**INSTRUCTION**: Don't copy the pictures; return every other part of the records exactly.

--------------------

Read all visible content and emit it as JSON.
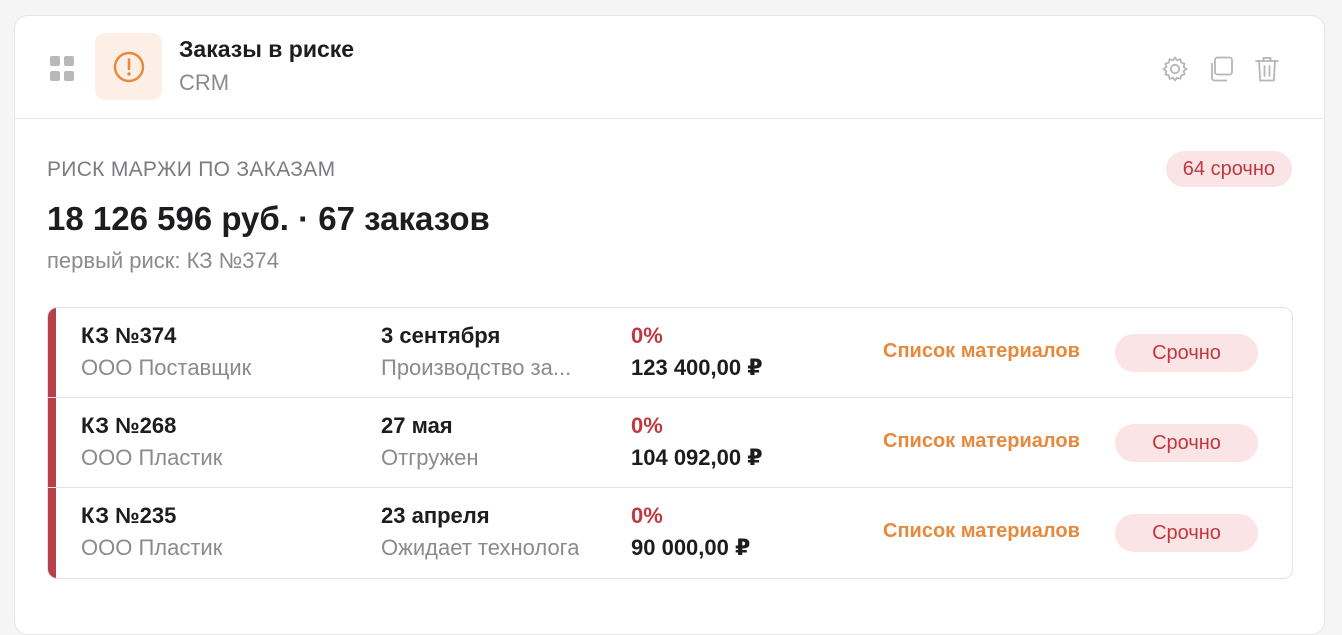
{
  "widget": {
    "title": "Заказы в риске",
    "subtitle": "CRM",
    "icon": "alert-circle-icon",
    "accent_color": "#e6893c"
  },
  "header_actions": [
    {
      "name": "settings-icon"
    },
    {
      "name": "duplicate-icon"
    },
    {
      "name": "trash-icon"
    }
  ],
  "section": {
    "label": "РИСК МАРЖИ ПО ЗАКАЗАМ",
    "urgent_badge": "64 срочно",
    "summary": "18 126 596 руб. · 67 заказов",
    "first_risk": "первый риск: КЗ №374"
  },
  "colors": {
    "danger": "#c0383f",
    "danger_bg": "#fbe4e5",
    "link": "#e6893c",
    "row_accent": "#b8404a"
  },
  "orders": [
    {
      "id": "КЗ №374",
      "company": "ООО Поставщик",
      "date": "3 сентября",
      "status": "Производство за...",
      "percent": "0%",
      "amount": "123 400,00 ₽",
      "link": "Список материалов",
      "badge": "Срочно"
    },
    {
      "id": "КЗ №268",
      "company": "ООО Пластик",
      "date": "27 мая",
      "status": "Отгружен",
      "percent": "0%",
      "amount": "104 092,00 ₽",
      "link": "Список материалов",
      "badge": "Срочно"
    },
    {
      "id": "КЗ №235",
      "company": "ООО Пластик",
      "date": "23 апреля",
      "status": "Ожидает технолога",
      "percent": "0%",
      "amount": "90 000,00 ₽",
      "link": "Список материалов",
      "badge": "Срочно"
    }
  ]
}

--------------------

**ANSWER**:
Read all visible content and emit it as JSON.
{
  "widget": {
    "title": "Заказы в риске",
    "subtitle": "CRM",
    "icon": "alert-circle-icon",
    "accent_color": "#e6893c"
  },
  "header_actions": [
    {
      "name": "settings-icon"
    },
    {
      "name": "duplicate-icon"
    },
    {
      "name": "trash-icon"
    }
  ],
  "section": {
    "label": "РИСК МАРЖИ ПО ЗАКАЗАМ",
    "urgent_badge": "64 срочно",
    "summary": "18 126 596 руб. · 67 заказов",
    "first_risk": "первый риск: КЗ №374"
  },
  "colors": {
    "danger": "#c0383f",
    "danger_bg": "#fbe4e5",
    "link": "#e6893c",
    "row_accent": "#b8404a"
  },
  "orders": [
    {
      "id": "КЗ №374",
      "company": "ООО Поставщик",
      "date": "3 сентября",
      "status": "Производство за...",
      "percent": "0%",
      "amount": "123 400,00 ₽",
      "link": "Список материалов",
      "badge": "Срочно"
    },
    {
      "id": "КЗ №268",
      "company": "ООО Пластик",
      "date": "27 мая",
      "status": "Отгружен",
      "percent": "0%",
      "amount": "104 092,00 ₽",
      "link": "Список материалов",
      "badge": "Срочно"
    },
    {
      "id": "КЗ №235",
      "company": "ООО Пластик",
      "date": "23 апреля",
      "status": "Ожидает технолога",
      "percent": "0%",
      "amount": "90 000,00 ₽",
      "link": "Список материалов",
      "badge": "Срочно"
    }
  ]
}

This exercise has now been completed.